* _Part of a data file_
↓

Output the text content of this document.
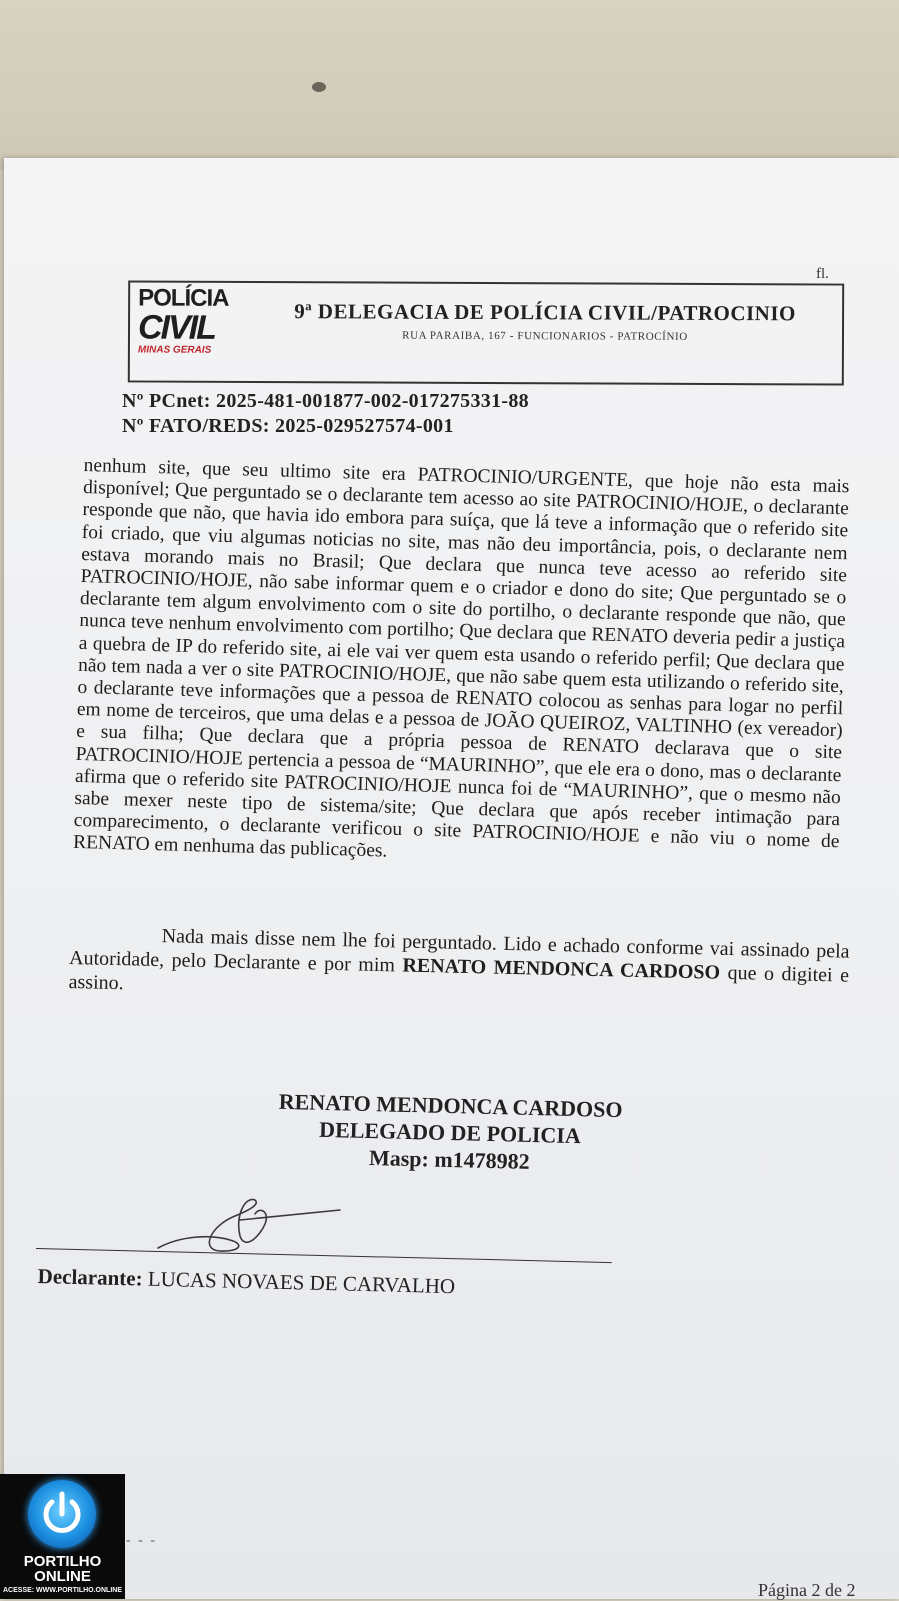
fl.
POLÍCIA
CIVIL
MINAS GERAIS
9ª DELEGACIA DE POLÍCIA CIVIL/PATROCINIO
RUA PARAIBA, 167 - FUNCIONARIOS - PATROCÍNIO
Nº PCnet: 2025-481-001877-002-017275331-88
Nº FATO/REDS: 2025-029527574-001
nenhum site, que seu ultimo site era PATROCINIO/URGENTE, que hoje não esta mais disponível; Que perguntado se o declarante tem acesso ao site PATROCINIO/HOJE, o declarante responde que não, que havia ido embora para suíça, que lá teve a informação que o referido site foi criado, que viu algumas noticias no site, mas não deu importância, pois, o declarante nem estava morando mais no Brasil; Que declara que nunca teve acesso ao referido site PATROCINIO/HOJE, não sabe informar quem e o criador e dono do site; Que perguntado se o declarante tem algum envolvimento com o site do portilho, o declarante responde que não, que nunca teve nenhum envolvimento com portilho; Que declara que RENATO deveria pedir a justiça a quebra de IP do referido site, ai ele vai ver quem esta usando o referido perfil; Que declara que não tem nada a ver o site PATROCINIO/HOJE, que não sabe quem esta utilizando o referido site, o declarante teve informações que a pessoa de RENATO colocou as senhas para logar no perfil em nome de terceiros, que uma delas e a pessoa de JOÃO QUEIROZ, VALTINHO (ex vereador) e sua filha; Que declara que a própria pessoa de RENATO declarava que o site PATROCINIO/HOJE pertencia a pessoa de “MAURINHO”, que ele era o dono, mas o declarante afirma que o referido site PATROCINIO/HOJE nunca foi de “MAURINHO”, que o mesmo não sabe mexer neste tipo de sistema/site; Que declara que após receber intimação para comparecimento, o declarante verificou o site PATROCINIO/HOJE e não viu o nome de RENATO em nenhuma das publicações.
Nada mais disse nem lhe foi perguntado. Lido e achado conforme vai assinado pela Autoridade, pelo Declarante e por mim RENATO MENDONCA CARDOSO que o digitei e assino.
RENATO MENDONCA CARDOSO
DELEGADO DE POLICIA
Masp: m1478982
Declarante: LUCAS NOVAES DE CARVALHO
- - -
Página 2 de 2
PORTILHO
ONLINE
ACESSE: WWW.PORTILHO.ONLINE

↑

* _OBJECTIVE_
Where does the word "POLÍCIA" appear in the listing? List each line that holds it.

* _SOLUTION FOR THIS EXERCISE_
POLÍCIA
9ª DELEGACIA DE POLÍCIA CIVIL/PATROCINIO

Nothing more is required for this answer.